# start of Material for this task

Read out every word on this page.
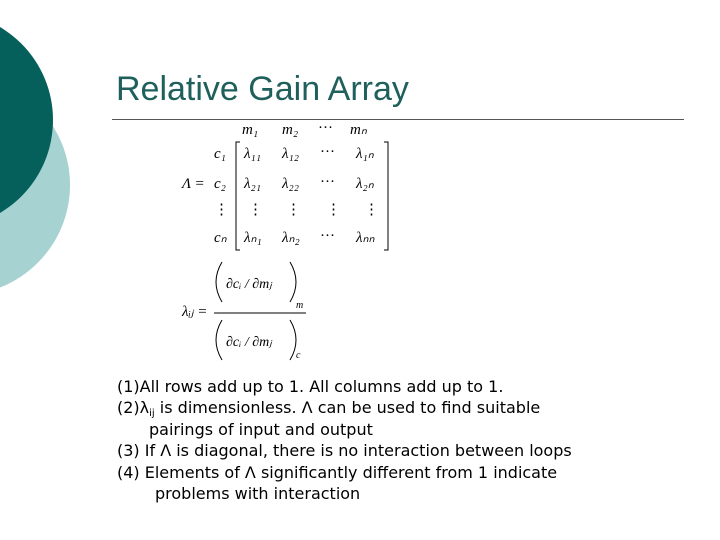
Relative Gain Array
m₁ m₂ ··· mₙ
Λ =
c₁
c₂
⋮
cₙ
λ₁₁ λ₁₂ ··· λ₁ₙ
λ₂₁ λ₂₂ ··· λ₂ₙ
⋮ ⋮ ⋮ ⋮
λₙ₁ λₙ₂ ··· λₙₙ
λᵢⱼ =
∂cᵢ / ∂mⱼ
m
∂cᵢ / ∂mⱼ
c
(1)All rows add up to 1. All columns add up to 1.
$(2)\lambda_{ij}$ is dimensionless. Λ can be used to find suitable
pairings of input and output
(3) If Λ is diagonal, there is no interaction between loops
(4) Elements of Λ significantly different from 1 indicate
problems with interaction
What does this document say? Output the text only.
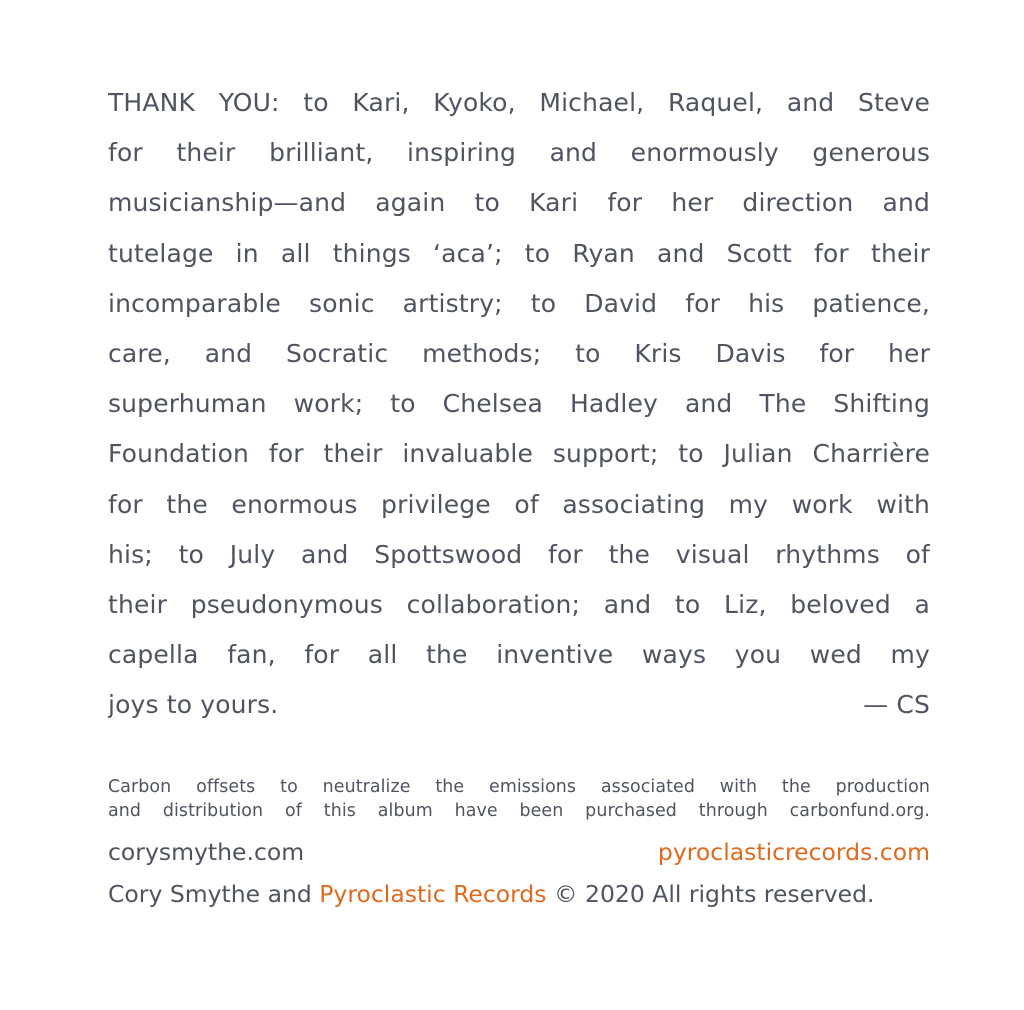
THANK YOU: to Kari, Kyoko, Michael, Raquel, and Steve
for their brilliant, inspiring and enormously generous
musicianship—and again to Kari for her direction and
tutelage in all things ‘aca’; to Ryan and Scott for their
incomparable sonic artistry; to David for his patience,
care, and Socratic methods; to Kris Davis for her
superhuman work; to Chelsea Hadley and The Shifting
Foundation for their invaluable support; to Julian Charrière
for the enormous privilege of associating my work with
his; to July and Spottswood for the visual rhythms of
their pseudonymous collaboration; and to Liz, beloved a
capella fan, for all the inventive ways you wed my
joys to yours.	— CS
Carbon offsets to neutralize the emissions associated with the production
and distribution of this album have been purchased through carbonfund.org.
corysmythe.com	pyroclasticrecords.com
Cory Smythe and Pyroclastic Records © 2020 All rights reserved.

# end of Material for this task

:: Written instruction ::
Tell how many lines contain the word "their", using only the number.

:: Solution to this problem ::
4